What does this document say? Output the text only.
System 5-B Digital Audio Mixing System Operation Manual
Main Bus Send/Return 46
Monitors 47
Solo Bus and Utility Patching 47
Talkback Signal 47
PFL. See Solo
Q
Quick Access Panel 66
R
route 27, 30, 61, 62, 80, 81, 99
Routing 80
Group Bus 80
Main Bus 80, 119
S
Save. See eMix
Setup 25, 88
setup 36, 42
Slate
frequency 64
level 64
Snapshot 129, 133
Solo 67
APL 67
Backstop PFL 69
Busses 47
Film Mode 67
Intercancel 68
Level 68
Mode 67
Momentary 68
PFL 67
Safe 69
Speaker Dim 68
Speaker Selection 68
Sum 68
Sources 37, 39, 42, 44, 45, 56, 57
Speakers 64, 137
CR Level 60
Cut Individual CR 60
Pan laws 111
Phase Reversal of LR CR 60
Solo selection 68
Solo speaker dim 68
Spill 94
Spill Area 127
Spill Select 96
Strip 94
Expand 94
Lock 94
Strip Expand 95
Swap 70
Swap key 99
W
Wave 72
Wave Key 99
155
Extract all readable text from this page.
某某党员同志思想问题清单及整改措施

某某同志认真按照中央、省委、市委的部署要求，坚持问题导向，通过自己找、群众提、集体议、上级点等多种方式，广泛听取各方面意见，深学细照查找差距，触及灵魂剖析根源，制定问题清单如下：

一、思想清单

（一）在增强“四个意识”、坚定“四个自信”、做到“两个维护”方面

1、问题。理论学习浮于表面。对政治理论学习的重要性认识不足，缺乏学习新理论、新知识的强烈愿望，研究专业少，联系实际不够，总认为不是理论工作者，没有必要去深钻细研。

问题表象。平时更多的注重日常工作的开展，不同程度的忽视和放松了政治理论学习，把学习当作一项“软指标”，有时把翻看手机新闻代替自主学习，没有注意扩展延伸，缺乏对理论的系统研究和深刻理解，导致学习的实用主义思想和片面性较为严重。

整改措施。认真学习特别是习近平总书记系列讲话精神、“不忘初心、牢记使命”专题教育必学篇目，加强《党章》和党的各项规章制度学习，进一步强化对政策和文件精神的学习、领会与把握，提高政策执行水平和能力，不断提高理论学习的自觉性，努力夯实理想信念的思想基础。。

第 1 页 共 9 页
┄┄┄┄┄┄┄┄┄┄┄┄┄┄┄┄┄┄┄┄
Every record above should be copied exactly.

What does this document say? Output the text only.
System 5-B Digital Audio Mixing System Operation Manual
Main Bus Send/Return 46
Monitors 47
Solo Bus and Utility Patching 47
Talkback Signal 47
PFL. See Solo
Q
Quick Access Panel 66
R
route 27, 30, 61, 62, 80, 81, 99
Routing 80
Group Bus 80
Main Bus 80, 119
S
Save. See eMix
Setup 25, 88
setup 36, 42
Slate
frequency 64
level 64
Snapshot 129, 133
Solo 67
APL 67
Backstop PFL 69
Busses 47
Film Mode 67
Intercancel 68
Level 68
Mode 67
Momentary 68
PFL 67
Safe 69
Speaker Dim 68
Speaker Selection 68
Sum 68
Sources 37, 39, 42, 44, 45, 56, 57
Speakers 64, 137
CR Level 60
Cut Individual CR 60
Pan laws 111
Phase Reversal of LR CR 60
Solo selection 68
Solo speaker dim 68
Spill 94
Spill Area 127
Spill Select 96
Strip 94
Expand 94
Lock 94
Strip Expand 95
Swap 70
Swap key 99
W
Wave 72
Wave Key 99
155
Extract all readable text from this page.
某某党员同志思想问题清单及整改措施

某某同志认真按照中央、省委、市委的部署要求，坚持问题导向，通过自己找、群众提、集体议、上级点等多种方式，广泛听取各方面意见，深学细照查找差距，触及灵魂剖析根源，制定问题清单如下：

一、思想清单

（一）在增强“四个意识”、坚定“四个自信”、做到“两个维护”方面

1、问题。理论学习浮于表面。对政治理论学习的重要性认识不足，缺乏学习新理论、新知识的强烈愿望，研究专业少，联系实际不够，总认为不是理论工作者，没有必要去深钻细研。

问题表象。平时更多的注重日常工作的开展，不同程度的忽视和放松了政治理论学习，把学习当作一项“软指标”，有时把翻看手机新闻代替自主学习，没有注意扩展延伸，缺乏对理论的系统研究和深刻理解，导致学习的实用主义思想和片面性较为严重。

整改措施。认真学习特别是习近平总书记系列讲话精神、“不忘初心、牢记使命”专题教育必学篇目，加强《党章》和党的各项规章制度学习，进一步强化对政策和文件精神的学习、领会与把握，提高政策执行水平和能力，不断提高理论学习的自觉性，努力夯实理想信念的思想基础。。

第 1 页 共 9 页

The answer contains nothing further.